• What you need to do:
Reproduce all the lines exactly as they stand, apart from the pictures.

(Saved entries)

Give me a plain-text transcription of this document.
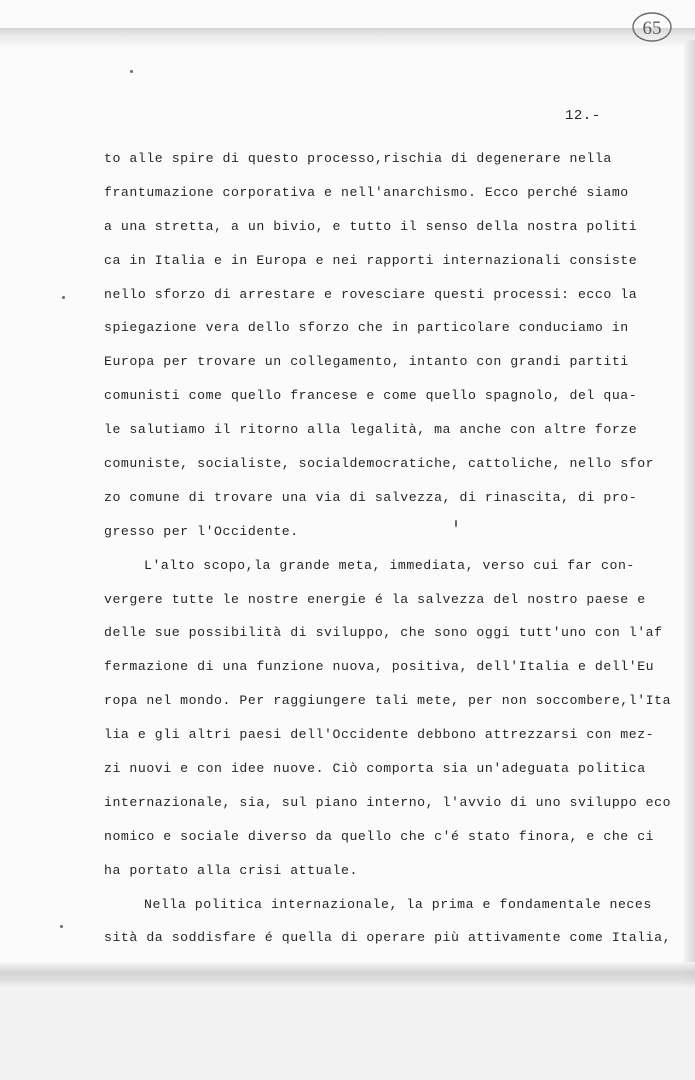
65
12.-
to alle spire di questo processo,rischia di degenerare nella
frantumazione corporativa e nell'anarchismo. Ecco perché siamo
a una stretta, a un bivio, e tutto il senso della nostra politi
ca in Italia e in Europa e nei rapporti internazionali consiste
nello sforzo di arrestare e rovesciare questi processi: ecco la
spiegazione vera dello sforzo che in particolare conduciamo in
Europa per trovare un collegamento, intanto con grandi partiti
comunisti come quello francese e come quello spagnolo, del qua-
le salutiamo il ritorno alla legalità, ma anche con altre forze
comuniste, socialiste, socialdemocratiche, cattoliche, nello sfor
zo comune di trovare una via di salvezza, di rinascita, di pro-
gresso per l'Occidente.
L'alto scopo,la grande meta, immediata, verso cui far con-
vergere tutte le nostre energie é la salvezza del nostro paese e
delle sue possibilità di sviluppo, che sono oggi tutt'uno con l'af
fermazione di una funzione nuova, positiva, dell'Italia e dell'Eu
ropa nel mondo. Per raggiungere tali mete, per non soccombere,l'Ita
lia e gli altri paesi dell'Occidente debbono attrezzarsi con mez-
zi nuovi e con idee nuove. Ciò comporta sia un'adeguata politica
internazionale, sia, sul piano interno, l'avvio di uno sviluppo eco
nomico e sociale diverso da quello che c'é stato finora, e che ci
ha portato alla crisi attuale.
Nella politica internazionale, la prima e fondamentale neces
sità da soddisfare é quella di operare più attivamente come Italia,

• Written response:
Give me a plain-text transcription of this document.
65
12.-
to alle spire di questo processo,rischia di degenerare nella
frantumazione corporativa e nell'anarchismo. Ecco perché siamo
a una stretta, a un bivio, e tutto il senso della nostra politi
ca in Italia e in Europa e nei rapporti internazionali consiste
nello sforzo di arrestare e rovesciare questi processi: ecco la
spiegazione vera dello sforzo che in particolare conduciamo in
Europa per trovare un collegamento, intanto con grandi partiti
comunisti come quello francese e come quello spagnolo, del qua-
le salutiamo il ritorno alla legalità, ma anche con altre forze
comuniste, socialiste, socialdemocratiche, cattoliche, nello sfor
zo comune di trovare una via di salvezza, di rinascita, di pro-
gresso per l'Occidente.
L'alto scopo,la grande meta, immediata, verso cui far con-
vergere tutte le nostre energie é la salvezza del nostro paese e
delle sue possibilità di sviluppo, che sono oggi tutt'uno con l'af
fermazione di una funzione nuova, positiva, dell'Italia e dell'Eu
ropa nel mondo. Per raggiungere tali mete, per non soccombere,l'Ita
lia e gli altri paesi dell'Occidente debbono attrezzarsi con mez-
zi nuovi e con idee nuove. Ciò comporta sia un'adeguata politica
internazionale, sia, sul piano interno, l'avvio di uno sviluppo eco
nomico e sociale diverso da quello che c'é stato finora, e che ci
ha portato alla crisi attuale.
Nella politica internazionale, la prima e fondamentale neces
sità da soddisfare é quella di operare più attivamente come Italia,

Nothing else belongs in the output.